=== Supplied entries ===

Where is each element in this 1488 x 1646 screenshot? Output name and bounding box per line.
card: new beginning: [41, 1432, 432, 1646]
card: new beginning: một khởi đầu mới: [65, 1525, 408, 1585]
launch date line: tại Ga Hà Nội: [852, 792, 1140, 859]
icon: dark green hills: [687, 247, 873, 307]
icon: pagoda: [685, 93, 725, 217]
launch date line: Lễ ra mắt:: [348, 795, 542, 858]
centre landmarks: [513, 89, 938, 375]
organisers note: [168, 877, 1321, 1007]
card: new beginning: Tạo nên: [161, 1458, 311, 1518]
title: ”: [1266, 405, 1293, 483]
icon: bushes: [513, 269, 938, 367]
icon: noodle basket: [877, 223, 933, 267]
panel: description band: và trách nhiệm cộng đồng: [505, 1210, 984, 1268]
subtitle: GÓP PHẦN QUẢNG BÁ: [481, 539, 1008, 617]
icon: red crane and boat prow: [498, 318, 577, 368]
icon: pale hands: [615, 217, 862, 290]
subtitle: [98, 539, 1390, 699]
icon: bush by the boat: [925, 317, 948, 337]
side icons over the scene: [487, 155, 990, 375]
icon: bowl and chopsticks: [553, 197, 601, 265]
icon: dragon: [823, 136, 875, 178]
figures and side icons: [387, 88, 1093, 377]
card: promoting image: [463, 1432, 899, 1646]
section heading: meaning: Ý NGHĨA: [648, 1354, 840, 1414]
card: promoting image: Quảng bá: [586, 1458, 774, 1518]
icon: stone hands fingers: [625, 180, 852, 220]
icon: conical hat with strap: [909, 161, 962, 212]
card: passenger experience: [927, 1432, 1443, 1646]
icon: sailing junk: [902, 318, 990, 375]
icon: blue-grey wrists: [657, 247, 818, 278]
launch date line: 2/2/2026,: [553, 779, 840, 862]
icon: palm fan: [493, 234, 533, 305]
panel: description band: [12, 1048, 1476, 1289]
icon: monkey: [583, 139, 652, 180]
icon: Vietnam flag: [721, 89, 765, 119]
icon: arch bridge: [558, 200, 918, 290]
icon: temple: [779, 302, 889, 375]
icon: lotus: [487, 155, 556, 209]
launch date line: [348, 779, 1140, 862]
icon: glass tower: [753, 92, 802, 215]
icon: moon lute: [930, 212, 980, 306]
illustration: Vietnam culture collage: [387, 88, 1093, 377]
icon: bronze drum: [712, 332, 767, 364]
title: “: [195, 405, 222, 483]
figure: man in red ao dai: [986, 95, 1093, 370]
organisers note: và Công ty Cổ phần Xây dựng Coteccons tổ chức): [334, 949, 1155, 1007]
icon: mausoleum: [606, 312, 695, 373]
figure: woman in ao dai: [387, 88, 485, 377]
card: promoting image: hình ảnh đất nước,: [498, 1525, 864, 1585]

===

▶ Directions for this task
Duplicate the entries above line for line, with no changes.

▶ Problem solution
Where is each element in this 1488 x 1646 screenshot? Output name and bounding box per line.
card: new beginning: [41, 1432, 432, 1646]
card: new beginning: một khởi đầu mới: [65, 1525, 408, 1585]
launch date line: tại Ga Hà Nội: [852, 792, 1140, 859]
icon: dark green hills: [687, 247, 873, 307]
icon: pagoda: [685, 93, 725, 217]
launch date line: Lễ ra mắt:: [348, 795, 542, 858]
centre landmarks: [513, 89, 938, 375]
organisers note: [168, 877, 1321, 1007]
card: new beginning: Tạo nên: [161, 1458, 311, 1518]
title: ”: [1266, 405, 1293, 483]
icon: bushes: [513, 269, 938, 367]
icon: noodle basket: [877, 223, 933, 267]
panel: description band: và trách nhiệm cộng đồng: [505, 1210, 984, 1268]
subtitle: GÓP PHẦN QUẢNG BÁ: [481, 539, 1008, 617]
icon: red crane and boat prow: [498, 318, 577, 368]
icon: pale hands: [615, 217, 862, 290]
subtitle: [98, 539, 1390, 699]
icon: bush by the boat: [925, 317, 948, 337]
side icons over the scene: [487, 155, 990, 375]
icon: bowl and chopsticks: [553, 197, 601, 265]
icon: dragon: [823, 136, 875, 178]
figures and side icons: [387, 88, 1093, 377]
card: promoting image: [463, 1432, 899, 1646]
section heading: meaning: Ý NGHĨA: [648, 1354, 840, 1414]
card: promoting image: Quảng bá: [586, 1458, 774, 1518]
icon: stone hands fingers: [625, 180, 852, 220]
icon: conical hat with strap: [909, 161, 962, 212]
card: passenger experience: [927, 1432, 1443, 1646]
icon: sailing junk: [902, 318, 990, 375]
icon: blue-grey wrists: [657, 247, 818, 278]
launch date line: 2/2/2026,: [553, 779, 840, 862]
icon: palm fan: [493, 234, 533, 305]
panel: description band: [12, 1048, 1476, 1289]
icon: monkey: [583, 139, 652, 180]
icon: Vietnam flag: [721, 89, 765, 119]
icon: arch bridge: [558, 200, 918, 290]
icon: temple: [779, 302, 889, 375]
icon: lotus: [487, 155, 556, 209]
launch date line: [348, 779, 1140, 862]
icon: glass tower: [753, 92, 802, 215]
icon: moon lute: [930, 212, 980, 306]
illustration: Vietnam culture collage: [387, 88, 1093, 377]
icon: bronze drum: [712, 332, 767, 364]
title: “: [195, 405, 222, 483]
figure: man in red ao dai: [986, 95, 1093, 370]
organisers note: và Công ty Cổ phần Xây dựng Coteccons tổ chức): [334, 949, 1155, 1007]
icon: mausoleum: [606, 312, 695, 373]
figure: woman in ao dai: [387, 88, 485, 377]
card: promoting image: hình ảnh đất nước,: [498, 1525, 864, 1585]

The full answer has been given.